Reproduce all the lines below exactly and omit the images.

(Dataset rows about figures)

⟨

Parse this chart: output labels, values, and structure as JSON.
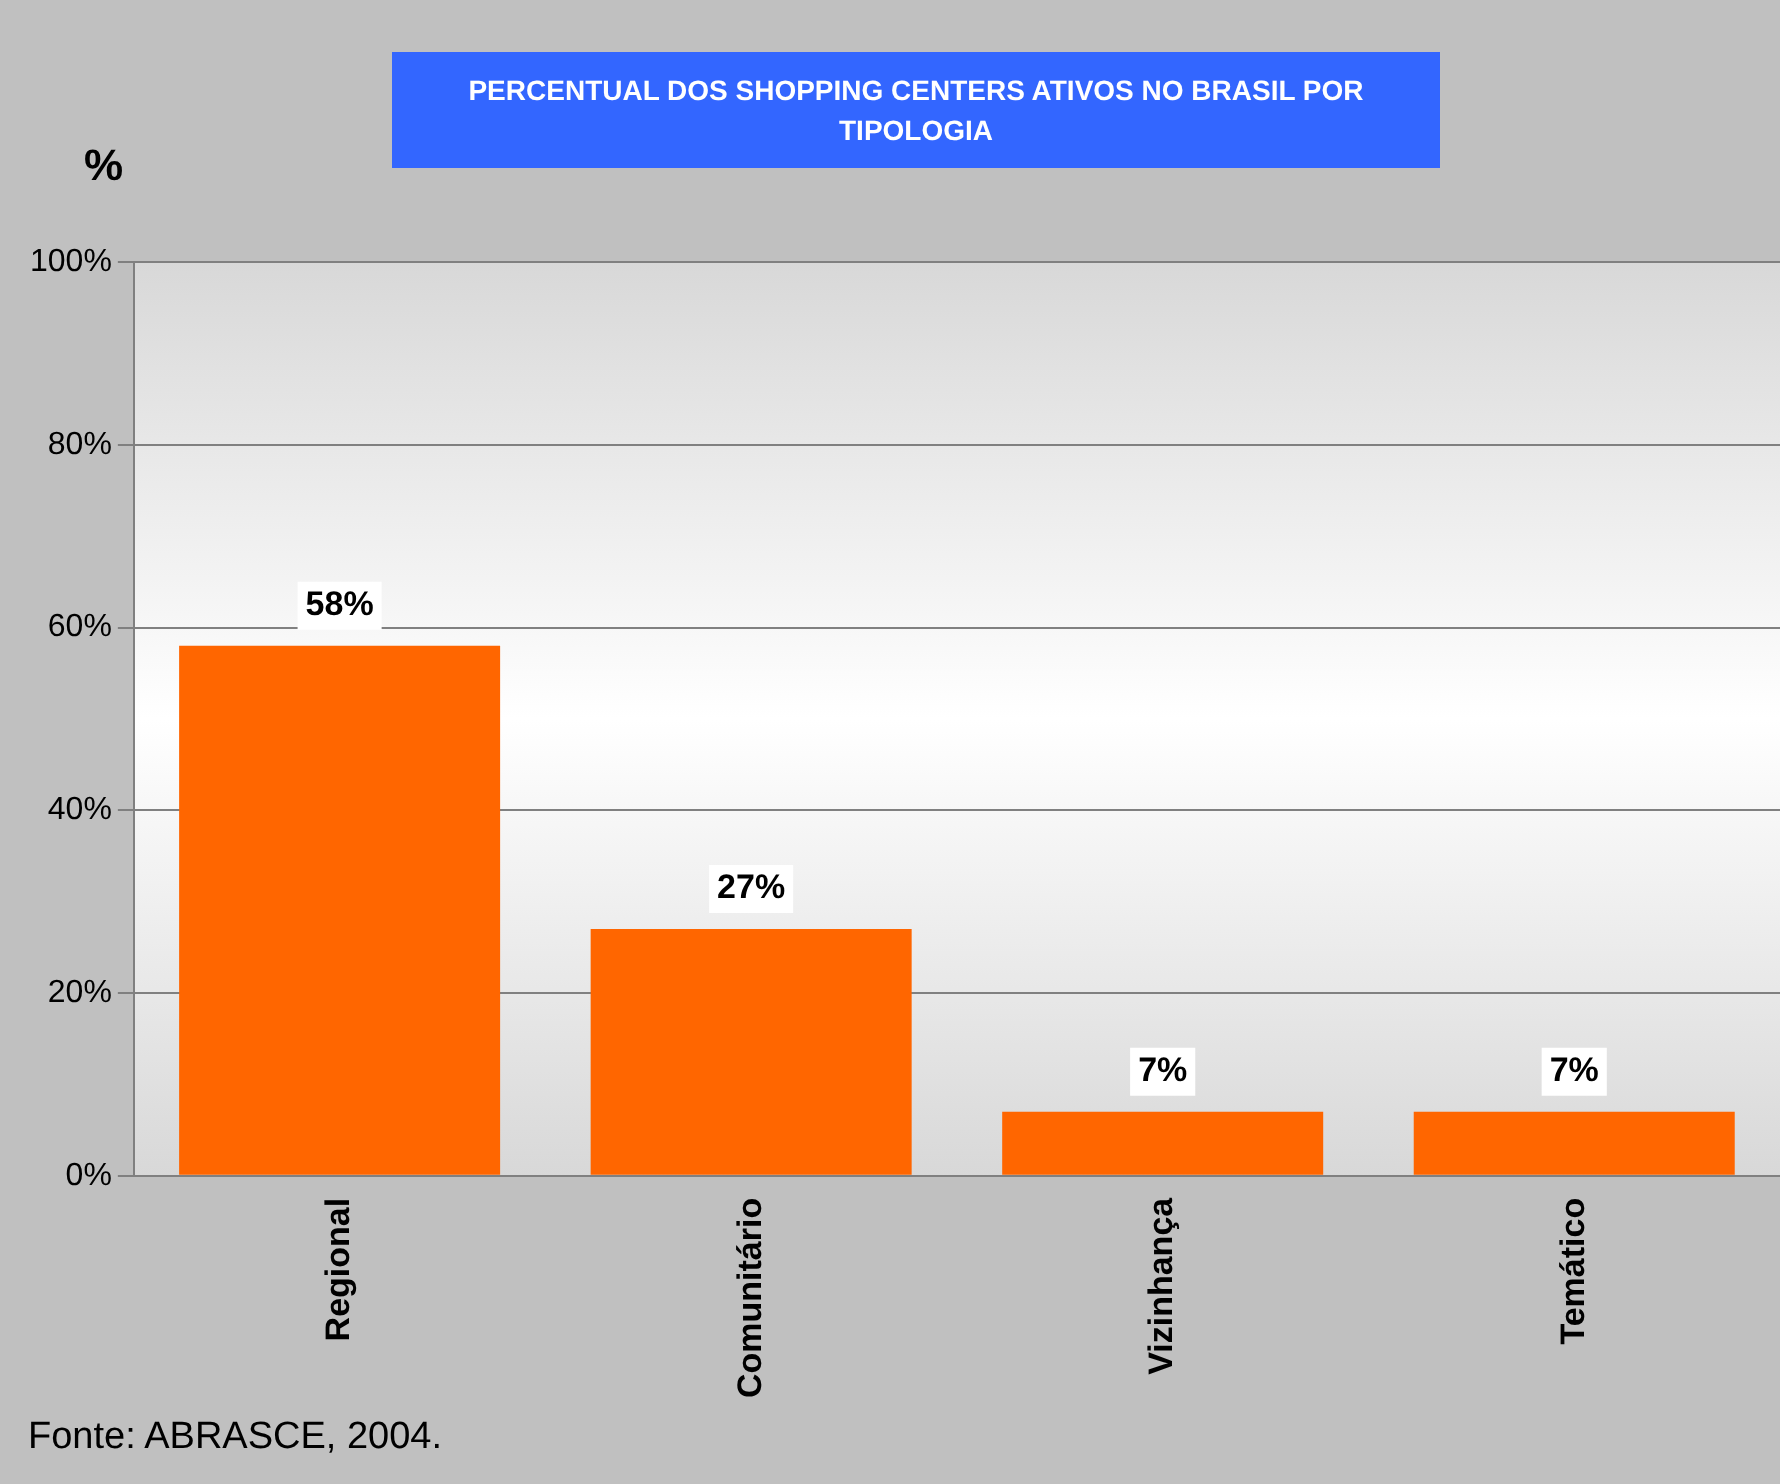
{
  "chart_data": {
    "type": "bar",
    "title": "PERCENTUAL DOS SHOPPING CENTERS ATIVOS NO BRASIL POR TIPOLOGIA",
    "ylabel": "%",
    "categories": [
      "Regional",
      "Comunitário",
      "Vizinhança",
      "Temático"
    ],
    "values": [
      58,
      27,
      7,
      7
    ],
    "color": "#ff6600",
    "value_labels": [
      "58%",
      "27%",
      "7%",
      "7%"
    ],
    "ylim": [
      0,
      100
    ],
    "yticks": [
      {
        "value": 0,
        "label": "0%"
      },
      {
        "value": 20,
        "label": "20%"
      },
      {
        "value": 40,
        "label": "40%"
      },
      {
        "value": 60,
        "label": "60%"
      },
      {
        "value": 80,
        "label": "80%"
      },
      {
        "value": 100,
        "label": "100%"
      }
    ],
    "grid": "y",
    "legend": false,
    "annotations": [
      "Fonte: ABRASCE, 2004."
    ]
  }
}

⟩

§ **FULL OUTPUT**
Parse this chart: output labels, values, and structure as JSON.
{
  "chart_data": {
    "type": "bar",
    "title": "PERCENTUAL DOS SHOPPING CENTERS ATIVOS NO BRASIL POR TIPOLOGIA",
    "ylabel": "%",
    "categories": [
      "Regional",
      "Comunitário",
      "Vizinhança",
      "Temático"
    ],
    "values": [
      58,
      27,
      7,
      7
    ],
    "color": "#ff6600",
    "value_labels": [
      "58%",
      "27%",
      "7%",
      "7%"
    ],
    "ylim": [
      0,
      100
    ],
    "yticks": [
      {
        "value": 0,
        "label": "0%"
      },
      {
        "value": 20,
        "label": "20%"
      },
      {
        "value": 40,
        "label": "40%"
      },
      {
        "value": 60,
        "label": "60%"
      },
      {
        "value": 80,
        "label": "80%"
      },
      {
        "value": 100,
        "label": "100%"
      }
    ],
    "grid": "y",
    "legend": false,
    "annotations": [
      "Fonte: ABRASCE, 2004."
    ]
  }
}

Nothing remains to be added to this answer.